**What is being asked:**
Please output the lines shown below exactly as they appear.

______

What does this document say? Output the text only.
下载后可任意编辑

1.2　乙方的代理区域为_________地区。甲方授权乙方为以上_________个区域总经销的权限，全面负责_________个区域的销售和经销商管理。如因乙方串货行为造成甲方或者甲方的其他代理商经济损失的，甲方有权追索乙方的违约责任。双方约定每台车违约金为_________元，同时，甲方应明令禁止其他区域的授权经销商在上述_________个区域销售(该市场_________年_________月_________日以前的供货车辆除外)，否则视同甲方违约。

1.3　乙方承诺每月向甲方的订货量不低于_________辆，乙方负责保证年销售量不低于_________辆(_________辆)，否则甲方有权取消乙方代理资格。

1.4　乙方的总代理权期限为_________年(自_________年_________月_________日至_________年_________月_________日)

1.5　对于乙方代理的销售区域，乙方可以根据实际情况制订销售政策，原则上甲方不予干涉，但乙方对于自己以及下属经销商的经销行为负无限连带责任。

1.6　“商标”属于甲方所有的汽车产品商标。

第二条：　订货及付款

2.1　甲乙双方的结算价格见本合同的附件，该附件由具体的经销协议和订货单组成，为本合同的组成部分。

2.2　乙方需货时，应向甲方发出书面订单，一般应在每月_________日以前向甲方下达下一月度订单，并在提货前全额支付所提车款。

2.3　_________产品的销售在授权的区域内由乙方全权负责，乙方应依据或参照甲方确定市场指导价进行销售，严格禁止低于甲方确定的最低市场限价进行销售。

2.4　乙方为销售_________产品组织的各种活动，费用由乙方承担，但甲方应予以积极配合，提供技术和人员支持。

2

______

**Exercise solution:**
What does this document say? Output the text only.
下载后可任意编辑

1.2　乙方的代理区域为_________地区。甲方授权乙方为以上_________个区域总经销的权限，全面负责_________个区域的销售和经销商管理。如因乙方串货行为造成甲方或者甲方的其他代理商经济损失的，甲方有权追索乙方的违约责任。双方约定每台车违约金为_________元，同时，甲方应明令禁止其他区域的授权经销商在上述_________个区域销售(该市场_________年_________月_________日以前的供货车辆除外)，否则视同甲方违约。

1.3　乙方承诺每月向甲方的订货量不低于_________辆，乙方负责保证年销售量不低于_________辆(_________辆)，否则甲方有权取消乙方代理资格。

1.4　乙方的总代理权期限为_________年(自_________年_________月_________日至_________年_________月_________日)

1.5　对于乙方代理的销售区域，乙方可以根据实际情况制订销售政策，原则上甲方不予干涉，但乙方对于自己以及下属经销商的经销行为负无限连带责任。

1.6　“商标”属于甲方所有的汽车产品商标。

第二条：　订货及付款

2.1　甲乙双方的结算价格见本合同的附件，该附件由具体的经销协议和订货单组成，为本合同的组成部分。

2.2　乙方需货时，应向甲方发出书面订单，一般应在每月_________日以前向甲方下达下一月度订单，并在提货前全额支付所提车款。

2.3　_________产品的销售在授权的区域内由乙方全权负责，乙方应依据或参照甲方确定市场指导价进行销售，严格禁止低于甲方确定的最低市场限价进行销售。

2.4　乙方为销售_________产品组织的各种活动，费用由乙方承担，但甲方应予以积极配合，提供技术和人员支持。

2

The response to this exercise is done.